What is required - Reproduce the records below exactly as they appear, omitting any pictures they contain.

— START Records provided —

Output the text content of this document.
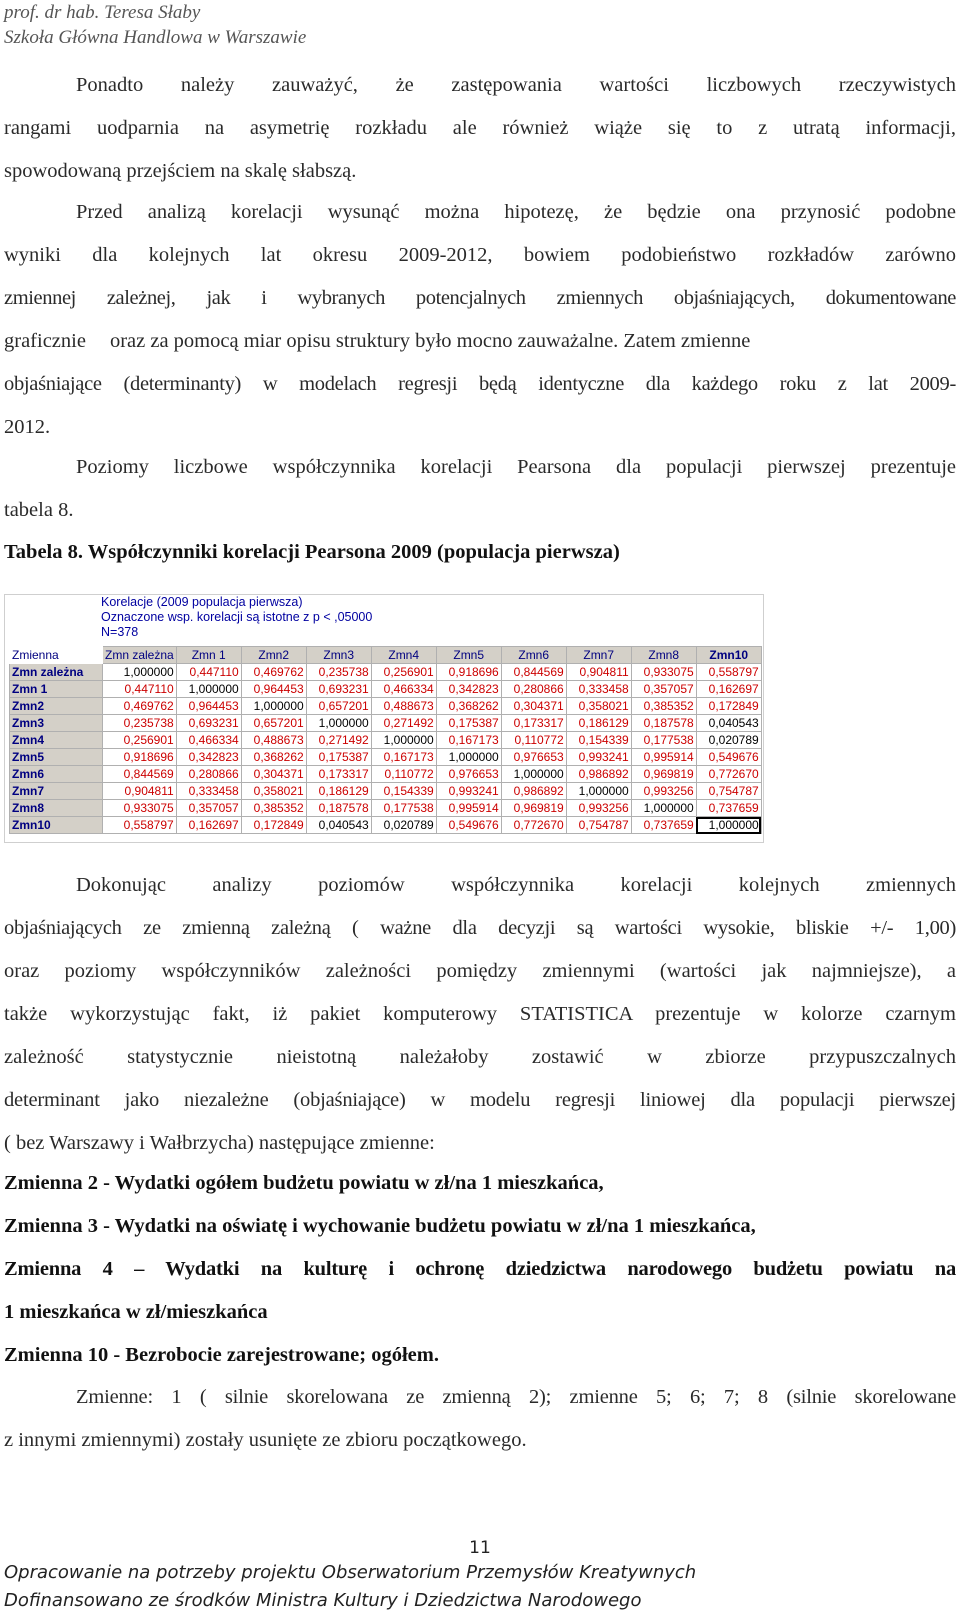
prof. dr hab. Teresa Słaby
Szkoła Główna Handlowa w Warszawie
Ponadto należy zauważyć, że zastępowania wartości liczbowych rzeczywistych
rangami uodparnia na asymetrię rozkładu ale również wiąże się to z utratą informacji,
spowodowaną przejściem na skalę słabszą.
Przed analizą korelacji wysunąć można hipotezę, że będzie ona przynosić podobne
wyniki dla kolejnych lat okresu 2009-2012, bowiem podobieństwo rozkładów zarówno
zmiennej zależnej, jak i wybranych potencjalnych zmiennych objaśniających, dokumentowane
graficznie oraz za pomocą miar opisu struktury było mocno zauważalne. Zatem zmienne
objaśniające (determinanty) w modelach regresji będą identyczne dla każdego roku z lat 2009-
2012.
Poziomy liczbowe współczynnika korelacji Pearsona dla populacji pierwszej prezentuje
tabela 8.
Tabela 8. Współczynniki korelacji Pearsona 2009 (populacja pierwsza)
Korelacje (2009 populacja pierwsza)
Oznaczone wsp. korelacji są istotne z p < ,05000
N=378
Zmienna	Zmn zależna	Zmn 1	Zmn2	Zmn3	Zmn4	Zmn5	Zmn6	Zmn7	Zmn8	Zmn10
Zmn zależna	1,000000	0,447110	0,469762	0,235738	0,256901	0,918696	0,844569	0,904811	0,933075	0,558797
Zmn 1	0,447110	1,000000	0,964453	0,693231	0,466334	0,342823	0,280866	0,333458	0,357057	0,162697
Zmn2	0,469762	0,964453	1,000000	0,657201	0,488673	0,368262	0,304371	0,358021	0,385352	0,172849
Zmn3	0,235738	0,693231	0,657201	1,000000	0,271492	0,175387	0,173317	0,186129	0,187578	0,040543
Zmn4	0,256901	0,466334	0,488673	0,271492	1,000000	0,167173	0,110772	0,154339	0,177538	0,020789
Zmn5	0,918696	0,342823	0,368262	0,175387	0,167173	1,000000	0,976653	0,993241	0,995914	0,549676
Zmn6	0,844569	0,280866	0,304371	0,173317	0,110772	0,976653	1,000000	0,986892	0,969819	0,772670
Zmn7	0,904811	0,333458	0,358021	0,186129	0,154339	0,993241	0,986892	1,000000	0,993256	0,754787
Zmn8	0,933075	0,357057	0,385352	0,187578	0,177538	0,995914	0,969819	0,993256	1,000000	0,737659
Zmn10	0,558797	0,162697	0,172849	0,040543	0,020789	0,549676	0,772670	0,754787	0,737659	1,000000
Dokonując analizy poziomów współczynnika korelacji kolejnych zmiennych
objaśniających ze zmienną zależną ( ważne dla decyzji są wartości wysokie, bliskie +/- 1,00)
oraz poziomy współczynników zależności pomiędzy zmiennymi (wartości jak najmniejsze), a
także wykorzystując fakt, iż pakiet komputerowy STATISTICA prezentuje w kolorze czarnym
zależność statystycznie nieistotną należałoby zostawić w zbiorze przypuszczalnych
determinant jako niezależne (objaśniające) w modelu regresji liniowej dla populacji pierwszej
( bez Warszawy i Wałbrzycha) następujące zmienne:
Zmienna 2 - Wydatki ogółem budżetu powiatu w zł/na 1 mieszkańca,
Zmienna 3 - Wydatki na oświatę i wychowanie budżetu powiatu w zł/na 1 mieszkańca,
Zmienna 4 – Wydatki na kulturę i ochronę dziedzictwa narodowego budżetu powiatu na
1 mieszkańca w zł/mieszkańca
Zmienna 10 - Bezrobocie zarejestrowane; ogółem.
Zmienne: 1 ( silnie skorelowana ze zmienną 2); zmienne 5; 6; 7; 8 (silnie skorelowane
z innymi zmiennymi) zostały usunięte ze zbioru początkowego.
11
Opracowanie na potrzeby projektu Obserwatorium Przemysłów Kreatywnych
Dofinansowano ze środków Ministra Kultury i Dziedzictwa Narodowego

— END Records provided —

Full answer -
Output the text content of this document.
prof. dr hab. Teresa Słaby
Szkoła Główna Handlowa w Warszawie
Ponadto należy zauważyć, że zastępowania wartości liczbowych rzeczywistych
rangami uodparnia na asymetrię rozkładu ale również wiąże się to z utratą informacji,
spowodowaną przejściem na skalę słabszą.
Przed analizą korelacji wysunąć można hipotezę, że będzie ona przynosić podobne
wyniki dla kolejnych lat okresu 2009-2012, bowiem podobieństwo rozkładów zarówno
zmiennej zależnej, jak i wybranych potencjalnych zmiennych objaśniających, dokumentowane
graficznie oraz za pomocą miar opisu struktury było mocno zauważalne. Zatem zmienne
objaśniające (determinanty) w modelach regresji będą identyczne dla każdego roku z lat 2009-
2012.
Poziomy liczbowe współczynnika korelacji Pearsona dla populacji pierwszej prezentuje
tabela 8.
Tabela 8. Współczynniki korelacji Pearsona 2009 (populacja pierwsza)
Korelacje (2009 populacja pierwsza)
Oznaczone wsp. korelacji są istotne z p < ,05000
N=378
Zmienna	Zmn zależna	Zmn 1	Zmn2	Zmn3	Zmn4	Zmn5	Zmn6	Zmn7	Zmn8	Zmn10
Zmn zależna	1,000000	0,447110	0,469762	0,235738	0,256901	0,918696	0,844569	0,904811	0,933075	0,558797
Zmn 1	0,447110	1,000000	0,964453	0,693231	0,466334	0,342823	0,280866	0,333458	0,357057	0,162697
Zmn2	0,469762	0,964453	1,000000	0,657201	0,488673	0,368262	0,304371	0,358021	0,385352	0,172849
Zmn3	0,235738	0,693231	0,657201	1,000000	0,271492	0,175387	0,173317	0,186129	0,187578	0,040543
Zmn4	0,256901	0,466334	0,488673	0,271492	1,000000	0,167173	0,110772	0,154339	0,177538	0,020789
Zmn5	0,918696	0,342823	0,368262	0,175387	0,167173	1,000000	0,976653	0,993241	0,995914	0,549676
Zmn6	0,844569	0,280866	0,304371	0,173317	0,110772	0,976653	1,000000	0,986892	0,969819	0,772670
Zmn7	0,904811	0,333458	0,358021	0,186129	0,154339	0,993241	0,986892	1,000000	0,993256	0,754787
Zmn8	0,933075	0,357057	0,385352	0,187578	0,177538	0,995914	0,969819	0,993256	1,000000	0,737659
Zmn10	0,558797	0,162697	0,172849	0,040543	0,020789	0,549676	0,772670	0,754787	0,737659	1,000000
Dokonując analizy poziomów współczynnika korelacji kolejnych zmiennych
objaśniających ze zmienną zależną ( ważne dla decyzji są wartości wysokie, bliskie +/- 1,00)
oraz poziomy współczynników zależności pomiędzy zmiennymi (wartości jak najmniejsze), a
także wykorzystując fakt, iż pakiet komputerowy STATISTICA prezentuje w kolorze czarnym
zależność statystycznie nieistotną należałoby zostawić w zbiorze przypuszczalnych
determinant jako niezależne (objaśniające) w modelu regresji liniowej dla populacji pierwszej
( bez Warszawy i Wałbrzycha) następujące zmienne:
Zmienna 2 - Wydatki ogółem budżetu powiatu w zł/na 1 mieszkańca,
Zmienna 3 - Wydatki na oświatę i wychowanie budżetu powiatu w zł/na 1 mieszkańca,
Zmienna 4 – Wydatki na kulturę i ochronę dziedzictwa narodowego budżetu powiatu na
1 mieszkańca w zł/mieszkańca
Zmienna 10 - Bezrobocie zarejestrowane; ogółem.
Zmienne: 1 ( silnie skorelowana ze zmienną 2); zmienne 5; 6; 7; 8 (silnie skorelowane
z innymi zmiennymi) zostały usunięte ze zbioru początkowego.
11
Opracowanie na potrzeby projektu Obserwatorium Przemysłów Kreatywnych
Dofinansowano ze środków Ministra Kultury i Dziedzictwa Narodowego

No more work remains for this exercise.